_What is expected:_ Reproduce all of the data exactly as written.

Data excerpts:
Start of Block

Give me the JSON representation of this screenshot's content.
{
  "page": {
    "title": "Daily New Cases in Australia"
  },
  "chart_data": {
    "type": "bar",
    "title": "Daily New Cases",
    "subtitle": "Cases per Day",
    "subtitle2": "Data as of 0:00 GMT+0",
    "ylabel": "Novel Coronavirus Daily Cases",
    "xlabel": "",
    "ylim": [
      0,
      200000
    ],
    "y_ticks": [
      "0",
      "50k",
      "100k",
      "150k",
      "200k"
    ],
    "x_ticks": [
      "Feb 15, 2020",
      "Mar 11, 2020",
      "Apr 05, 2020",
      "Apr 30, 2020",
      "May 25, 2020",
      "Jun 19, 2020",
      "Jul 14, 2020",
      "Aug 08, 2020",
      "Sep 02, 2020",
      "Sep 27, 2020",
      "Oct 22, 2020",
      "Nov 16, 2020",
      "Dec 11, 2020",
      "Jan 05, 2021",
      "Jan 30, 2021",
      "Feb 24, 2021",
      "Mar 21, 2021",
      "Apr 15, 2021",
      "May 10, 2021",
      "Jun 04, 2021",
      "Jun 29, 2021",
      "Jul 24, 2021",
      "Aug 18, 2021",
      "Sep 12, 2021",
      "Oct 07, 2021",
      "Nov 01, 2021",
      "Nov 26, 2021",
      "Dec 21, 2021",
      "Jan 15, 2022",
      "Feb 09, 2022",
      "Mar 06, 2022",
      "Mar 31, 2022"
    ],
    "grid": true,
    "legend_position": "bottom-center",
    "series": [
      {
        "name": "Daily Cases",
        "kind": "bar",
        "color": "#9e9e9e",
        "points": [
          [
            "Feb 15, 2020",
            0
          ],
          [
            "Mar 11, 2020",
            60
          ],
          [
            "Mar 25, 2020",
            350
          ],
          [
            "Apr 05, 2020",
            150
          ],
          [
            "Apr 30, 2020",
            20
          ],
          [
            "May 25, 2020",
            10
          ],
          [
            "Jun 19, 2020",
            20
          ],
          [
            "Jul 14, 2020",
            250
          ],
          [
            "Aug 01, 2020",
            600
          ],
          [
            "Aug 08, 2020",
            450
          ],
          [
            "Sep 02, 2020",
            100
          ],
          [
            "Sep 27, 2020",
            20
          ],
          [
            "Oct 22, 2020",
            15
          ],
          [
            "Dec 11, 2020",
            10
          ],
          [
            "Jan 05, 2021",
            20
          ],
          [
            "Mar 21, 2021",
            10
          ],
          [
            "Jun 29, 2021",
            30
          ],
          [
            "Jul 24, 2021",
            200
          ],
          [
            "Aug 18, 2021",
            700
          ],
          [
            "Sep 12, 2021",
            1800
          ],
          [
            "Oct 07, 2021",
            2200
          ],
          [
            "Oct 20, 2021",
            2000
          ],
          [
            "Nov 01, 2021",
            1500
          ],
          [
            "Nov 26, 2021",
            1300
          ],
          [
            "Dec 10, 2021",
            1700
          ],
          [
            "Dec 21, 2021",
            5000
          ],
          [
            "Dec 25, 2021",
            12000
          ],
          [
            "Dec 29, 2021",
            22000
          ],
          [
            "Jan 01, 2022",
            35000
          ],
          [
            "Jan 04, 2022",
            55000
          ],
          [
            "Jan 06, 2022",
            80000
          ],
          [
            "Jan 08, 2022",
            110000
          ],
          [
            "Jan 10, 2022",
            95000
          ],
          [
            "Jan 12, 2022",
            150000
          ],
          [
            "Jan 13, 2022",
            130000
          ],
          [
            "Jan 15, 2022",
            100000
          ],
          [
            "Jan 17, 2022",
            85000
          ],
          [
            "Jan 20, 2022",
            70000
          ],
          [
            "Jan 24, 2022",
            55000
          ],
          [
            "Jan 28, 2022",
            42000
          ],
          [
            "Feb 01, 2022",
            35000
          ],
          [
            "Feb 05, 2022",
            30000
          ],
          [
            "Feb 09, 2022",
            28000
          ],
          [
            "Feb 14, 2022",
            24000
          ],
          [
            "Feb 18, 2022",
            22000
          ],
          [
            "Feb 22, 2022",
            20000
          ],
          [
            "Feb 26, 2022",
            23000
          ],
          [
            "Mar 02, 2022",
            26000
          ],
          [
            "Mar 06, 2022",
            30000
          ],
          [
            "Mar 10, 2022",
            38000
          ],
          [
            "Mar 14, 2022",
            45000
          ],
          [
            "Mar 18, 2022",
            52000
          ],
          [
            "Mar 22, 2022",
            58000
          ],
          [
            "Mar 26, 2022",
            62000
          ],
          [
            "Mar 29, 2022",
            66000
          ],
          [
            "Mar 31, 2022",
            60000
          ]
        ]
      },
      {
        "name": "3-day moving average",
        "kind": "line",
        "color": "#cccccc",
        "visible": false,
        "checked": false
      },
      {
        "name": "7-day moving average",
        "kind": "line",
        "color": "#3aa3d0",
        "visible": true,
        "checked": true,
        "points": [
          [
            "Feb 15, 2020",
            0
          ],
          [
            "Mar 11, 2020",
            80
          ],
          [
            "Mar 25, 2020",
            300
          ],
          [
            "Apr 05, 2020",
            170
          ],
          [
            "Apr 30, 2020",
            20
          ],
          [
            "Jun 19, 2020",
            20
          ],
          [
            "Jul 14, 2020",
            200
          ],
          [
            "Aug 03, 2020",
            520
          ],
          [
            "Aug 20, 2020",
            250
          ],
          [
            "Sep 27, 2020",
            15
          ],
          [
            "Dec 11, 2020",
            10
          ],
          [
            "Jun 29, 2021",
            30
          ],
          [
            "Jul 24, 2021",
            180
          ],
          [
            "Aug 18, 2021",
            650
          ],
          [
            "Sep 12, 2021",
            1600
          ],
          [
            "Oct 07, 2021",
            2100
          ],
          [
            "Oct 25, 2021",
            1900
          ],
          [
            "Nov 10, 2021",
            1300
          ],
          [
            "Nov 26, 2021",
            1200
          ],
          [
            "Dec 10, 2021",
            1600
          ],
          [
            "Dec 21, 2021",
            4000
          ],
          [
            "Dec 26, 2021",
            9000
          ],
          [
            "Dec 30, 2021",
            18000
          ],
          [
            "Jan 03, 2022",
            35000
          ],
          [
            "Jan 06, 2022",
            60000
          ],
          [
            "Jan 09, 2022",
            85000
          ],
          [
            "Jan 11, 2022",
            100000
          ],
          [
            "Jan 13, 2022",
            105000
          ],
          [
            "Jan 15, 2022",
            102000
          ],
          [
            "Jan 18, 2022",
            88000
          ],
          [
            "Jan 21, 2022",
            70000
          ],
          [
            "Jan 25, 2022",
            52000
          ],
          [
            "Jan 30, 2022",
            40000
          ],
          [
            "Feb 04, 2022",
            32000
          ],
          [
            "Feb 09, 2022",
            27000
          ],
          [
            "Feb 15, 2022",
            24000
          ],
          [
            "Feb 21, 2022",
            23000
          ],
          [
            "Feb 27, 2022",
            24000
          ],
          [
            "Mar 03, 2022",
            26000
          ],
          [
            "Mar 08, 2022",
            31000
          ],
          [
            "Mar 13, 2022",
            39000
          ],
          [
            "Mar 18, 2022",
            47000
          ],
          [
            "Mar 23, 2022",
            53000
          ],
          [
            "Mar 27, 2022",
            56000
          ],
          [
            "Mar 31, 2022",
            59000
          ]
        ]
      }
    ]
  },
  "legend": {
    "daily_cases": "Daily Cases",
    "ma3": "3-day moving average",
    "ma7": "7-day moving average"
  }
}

End of Block

_Result of the task:_
Give me the JSON representation of this screenshot's content.
{
  "page": {
    "title": "Daily New Cases in Australia"
  },
  "chart_data": {
    "type": "bar",
    "title": "Daily New Cases",
    "subtitle": "Cases per Day",
    "subtitle2": "Data as of 0:00 GMT+0",
    "ylabel": "Novel Coronavirus Daily Cases",
    "xlabel": "",
    "ylim": [
      0,
      200000
    ],
    "y_ticks": [
      "0",
      "50k",
      "100k",
      "150k",
      "200k"
    ],
    "x_ticks": [
      "Feb 15, 2020",
      "Mar 11, 2020",
      "Apr 05, 2020",
      "Apr 30, 2020",
      "May 25, 2020",
      "Jun 19, 2020",
      "Jul 14, 2020",
      "Aug 08, 2020",
      "Sep 02, 2020",
      "Sep 27, 2020",
      "Oct 22, 2020",
      "Nov 16, 2020",
      "Dec 11, 2020",
      "Jan 05, 2021",
      "Jan 30, 2021",
      "Feb 24, 2021",
      "Mar 21, 2021",
      "Apr 15, 2021",
      "May 10, 2021",
      "Jun 04, 2021",
      "Jun 29, 2021",
      "Jul 24, 2021",
      "Aug 18, 2021",
      "Sep 12, 2021",
      "Oct 07, 2021",
      "Nov 01, 2021",
      "Nov 26, 2021",
      "Dec 21, 2021",
      "Jan 15, 2022",
      "Feb 09, 2022",
      "Mar 06, 2022",
      "Mar 31, 2022"
    ],
    "grid": true,
    "legend_position": "bottom-center",
    "series": [
      {
        "name": "Daily Cases",
        "kind": "bar",
        "color": "#9e9e9e",
        "points": [
          [
            "Feb 15, 2020",
            0
          ],
          [
            "Mar 11, 2020",
            60
          ],
          [
            "Mar 25, 2020",
            350
          ],
          [
            "Apr 05, 2020",
            150
          ],
          [
            "Apr 30, 2020",
            20
          ],
          [
            "May 25, 2020",
            10
          ],
          [
            "Jun 19, 2020",
            20
          ],
          [
            "Jul 14, 2020",
            250
          ],
          [
            "Aug 01, 2020",
            600
          ],
          [
            "Aug 08, 2020",
            450
          ],
          [
            "Sep 02, 2020",
            100
          ],
          [
            "Sep 27, 2020",
            20
          ],
          [
            "Oct 22, 2020",
            15
          ],
          [
            "Dec 11, 2020",
            10
          ],
          [
            "Jan 05, 2021",
            20
          ],
          [
            "Mar 21, 2021",
            10
          ],
          [
            "Jun 29, 2021",
            30
          ],
          [
            "Jul 24, 2021",
            200
          ],
          [
            "Aug 18, 2021",
            700
          ],
          [
            "Sep 12, 2021",
            1800
          ],
          [
            "Oct 07, 2021",
            2200
          ],
          [
            "Oct 20, 2021",
            2000
          ],
          [
            "Nov 01, 2021",
            1500
          ],
          [
            "Nov 26, 2021",
            1300
          ],
          [
            "Dec 10, 2021",
            1700
          ],
          [
            "Dec 21, 2021",
            5000
          ],
          [
            "Dec 25, 2021",
            12000
          ],
          [
            "Dec 29, 2021",
            22000
          ],
          [
            "Jan 01, 2022",
            35000
          ],
          [
            "Jan 04, 2022",
            55000
          ],
          [
            "Jan 06, 2022",
            80000
          ],
          [
            "Jan 08, 2022",
            110000
          ],
          [
            "Jan 10, 2022",
            95000
          ],
          [
            "Jan 12, 2022",
            150000
          ],
          [
            "Jan 13, 2022",
            130000
          ],
          [
            "Jan 15, 2022",
            100000
          ],
          [
            "Jan 17, 2022",
            85000
          ],
          [
            "Jan 20, 2022",
            70000
          ],
          [
            "Jan 24, 2022",
            55000
          ],
          [
            "Jan 28, 2022",
            42000
          ],
          [
            "Feb 01, 2022",
            35000
          ],
          [
            "Feb 05, 2022",
            30000
          ],
          [
            "Feb 09, 2022",
            28000
          ],
          [
            "Feb 14, 2022",
            24000
          ],
          [
            "Feb 18, 2022",
            22000
          ],
          [
            "Feb 22, 2022",
            20000
          ],
          [
            "Feb 26, 2022",
            23000
          ],
          [
            "Mar 02, 2022",
            26000
          ],
          [
            "Mar 06, 2022",
            30000
          ],
          [
            "Mar 10, 2022",
            38000
          ],
          [
            "Mar 14, 2022",
            45000
          ],
          [
            "Mar 18, 2022",
            52000
          ],
          [
            "Mar 22, 2022",
            58000
          ],
          [
            "Mar 26, 2022",
            62000
          ],
          [
            "Mar 29, 2022",
            66000
          ],
          [
            "Mar 31, 2022",
            60000
          ]
        ]
      },
      {
        "name": "3-day moving average",
        "kind": "line",
        "color": "#cccccc",
        "visible": false,
        "checked": false
      },
      {
        "name": "7-day moving average",
        "kind": "line",
        "color": "#3aa3d0",
        "visible": true,
        "checked": true,
        "points": [
          [
            "Feb 15, 2020",
            0
          ],
          [
            "Mar 11, 2020",
            80
          ],
          [
            "Mar 25, 2020",
            300
          ],
          [
            "Apr 05, 2020",
            170
          ],
          [
            "Apr 30, 2020",
            20
          ],
          [
            "Jun 19, 2020",
            20
          ],
          [
            "Jul 14, 2020",
            200
          ],
          [
            "Aug 03, 2020",
            520
          ],
          [
            "Aug 20, 2020",
            250
          ],
          [
            "Sep 27, 2020",
            15
          ],
          [
            "Dec 11, 2020",
            10
          ],
          [
            "Jun 29, 2021",
            30
          ],
          [
            "Jul 24, 2021",
            180
          ],
          [
            "Aug 18, 2021",
            650
          ],
          [
            "Sep 12, 2021",
            1600
          ],
          [
            "Oct 07, 2021",
            2100
          ],
          [
            "Oct 25, 2021",
            1900
          ],
          [
            "Nov 10, 2021",
            1300
          ],
          [
            "Nov 26, 2021",
            1200
          ],
          [
            "Dec 10, 2021",
            1600
          ],
          [
            "Dec 21, 2021",
            4000
          ],
          [
            "Dec 26, 2021",
            9000
          ],
          [
            "Dec 30, 2021",
            18000
          ],
          [
            "Jan 03, 2022",
            35000
          ],
          [
            "Jan 06, 2022",
            60000
          ],
          [
            "Jan 09, 2022",
            85000
          ],
          [
            "Jan 11, 2022",
            100000
          ],
          [
            "Jan 13, 2022",
            105000
          ],
          [
            "Jan 15, 2022",
            102000
          ],
          [
            "Jan 18, 2022",
            88000
          ],
          [
            "Jan 21, 2022",
            70000
          ],
          [
            "Jan 25, 2022",
            52000
          ],
          [
            "Jan 30, 2022",
            40000
          ],
          [
            "Feb 04, 2022",
            32000
          ],
          [
            "Feb 09, 2022",
            27000
          ],
          [
            "Feb 15, 2022",
            24000
          ],
          [
            "Feb 21, 2022",
            23000
          ],
          [
            "Feb 27, 2022",
            24000
          ],
          [
            "Mar 03, 2022",
            26000
          ],
          [
            "Mar 08, 2022",
            31000
          ],
          [
            "Mar 13, 2022",
            39000
          ],
          [
            "Mar 18, 2022",
            47000
          ],
          [
            "Mar 23, 2022",
            53000
          ],
          [
            "Mar 27, 2022",
            56000
          ],
          [
            "Mar 31, 2022",
            59000
          ]
        ]
      }
    ]
  },
  "legend": {
    "daily_cases": "Daily Cases",
    "ma3": "3-day moving average",
    "ma7": "7-day moving average"
  }
}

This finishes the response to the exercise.